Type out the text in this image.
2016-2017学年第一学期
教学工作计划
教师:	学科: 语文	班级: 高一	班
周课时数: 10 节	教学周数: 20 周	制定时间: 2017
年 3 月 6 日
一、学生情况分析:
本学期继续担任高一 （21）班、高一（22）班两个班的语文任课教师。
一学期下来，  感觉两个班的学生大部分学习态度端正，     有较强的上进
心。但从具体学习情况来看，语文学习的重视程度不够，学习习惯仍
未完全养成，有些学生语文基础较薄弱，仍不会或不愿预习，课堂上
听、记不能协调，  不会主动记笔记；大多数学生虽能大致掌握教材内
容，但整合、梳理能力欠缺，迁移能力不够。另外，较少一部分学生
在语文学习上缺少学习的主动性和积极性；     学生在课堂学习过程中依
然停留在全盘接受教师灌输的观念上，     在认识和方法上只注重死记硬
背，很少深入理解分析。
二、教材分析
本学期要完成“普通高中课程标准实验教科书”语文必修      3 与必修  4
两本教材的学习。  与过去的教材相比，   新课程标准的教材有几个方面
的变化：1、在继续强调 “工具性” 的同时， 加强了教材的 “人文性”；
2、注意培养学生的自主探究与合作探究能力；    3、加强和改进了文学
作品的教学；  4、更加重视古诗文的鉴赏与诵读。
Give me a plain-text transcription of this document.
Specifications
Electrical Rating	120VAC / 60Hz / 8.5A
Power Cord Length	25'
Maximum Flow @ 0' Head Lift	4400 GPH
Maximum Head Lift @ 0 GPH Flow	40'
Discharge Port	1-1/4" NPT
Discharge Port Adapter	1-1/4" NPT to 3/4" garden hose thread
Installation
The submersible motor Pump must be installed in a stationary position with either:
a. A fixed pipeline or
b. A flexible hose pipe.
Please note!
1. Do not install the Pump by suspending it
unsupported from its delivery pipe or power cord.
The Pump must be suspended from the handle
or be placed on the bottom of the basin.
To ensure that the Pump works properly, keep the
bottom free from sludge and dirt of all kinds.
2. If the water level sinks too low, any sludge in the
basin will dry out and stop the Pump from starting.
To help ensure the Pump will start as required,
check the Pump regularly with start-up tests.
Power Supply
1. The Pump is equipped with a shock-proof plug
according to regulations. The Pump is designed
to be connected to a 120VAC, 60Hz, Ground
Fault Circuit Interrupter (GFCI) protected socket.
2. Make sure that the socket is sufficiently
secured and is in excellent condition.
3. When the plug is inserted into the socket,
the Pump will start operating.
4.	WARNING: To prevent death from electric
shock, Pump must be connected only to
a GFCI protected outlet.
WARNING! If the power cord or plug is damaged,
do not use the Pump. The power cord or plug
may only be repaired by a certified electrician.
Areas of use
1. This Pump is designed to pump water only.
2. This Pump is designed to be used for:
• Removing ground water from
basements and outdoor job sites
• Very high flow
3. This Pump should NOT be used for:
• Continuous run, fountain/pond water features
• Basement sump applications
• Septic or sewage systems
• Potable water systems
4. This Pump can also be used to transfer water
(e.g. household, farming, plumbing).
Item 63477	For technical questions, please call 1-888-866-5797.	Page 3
• • • •
# Problem details
Take the data above and return it exactly.

# Output below
Type out the text in this image.
2016-2017学年第一学期
教学工作计划
教师:	学科: 语文	班级: 高一	班
周课时数: 10 节	教学周数: 20 周	制定时间: 2017
年 3 月 6 日
一、学生情况分析:
本学期继续担任高一 （21）班、高一（22）班两个班的语文任课教师。
一学期下来，  感觉两个班的学生大部分学习态度端正，     有较强的上进
心。但从具体学习情况来看，语文学习的重视程度不够，学习习惯仍
未完全养成，有些学生语文基础较薄弱，仍不会或不愿预习，课堂上
听、记不能协调，  不会主动记笔记；大多数学生虽能大致掌握教材内
容，但整合、梳理能力欠缺，迁移能力不够。另外，较少一部分学生
在语文学习上缺少学习的主动性和积极性；     学生在课堂学习过程中依
然停留在全盘接受教师灌输的观念上，     在认识和方法上只注重死记硬
背，很少深入理解分析。
二、教材分析
本学期要完成“普通高中课程标准实验教科书”语文必修      3 与必修  4
两本教材的学习。  与过去的教材相比，   新课程标准的教材有几个方面
的变化：1、在继续强调 “工具性” 的同时， 加强了教材的 “人文性”；
2、注意培养学生的自主探究与合作探究能力；    3、加强和改进了文学
作品的教学；  4、更加重视古诗文的鉴赏与诵读。
Give me a plain-text transcription of this document.
Specifications
Electrical Rating	120VAC / 60Hz / 8.5A
Power Cord Length	25'
Maximum Flow @ 0' Head Lift	4400 GPH
Maximum Head Lift @ 0 GPH Flow	40'
Discharge Port	1-1/4" NPT
Discharge Port Adapter	1-1/4" NPT to 3/4" garden hose thread
Installation
The submersible motor Pump must be installed in a stationary position with either:
a. A fixed pipeline or
b. A flexible hose pipe.
Please note!
1. Do not install the Pump by suspending it
unsupported from its delivery pipe or power cord.
The Pump must be suspended from the handle
or be placed on the bottom of the basin.
To ensure that the Pump works properly, keep the
bottom free from sludge and dirt of all kinds.
2. If the water level sinks too low, any sludge in the
basin will dry out and stop the Pump from starting.
To help ensure the Pump will start as required,
check the Pump regularly with start-up tests.
Power Supply
1. The Pump is equipped with a shock-proof plug
according to regulations. The Pump is designed
to be connected to a 120VAC, 60Hz, Ground
Fault Circuit Interrupter (GFCI) protected socket.
2. Make sure that the socket is sufficiently
secured and is in excellent condition.
3. When the plug is inserted into the socket,
the Pump will start operating.
4.	WARNING: To prevent death from electric
shock, Pump must be connected only to
a GFCI protected outlet.
WARNING! If the power cord or plug is damaged,
do not use the Pump. The power cord or plug
may only be repaired by a certified electrician.
Areas of use
1. This Pump is designed to pump water only.
2. This Pump is designed to be used for:
• Removing ground water from
basements and outdoor job sites
• Very high flow
3. This Pump should NOT be used for:
• Continuous run, fountain/pond water features
• Basement sump applications
• Septic or sewage systems
• Potable water systems
4. This Pump can also be used to transfer water
(e.g. household, farming, plumbing).
Item 63477	For technical questions, please call 1-888-866-5797.	Page 3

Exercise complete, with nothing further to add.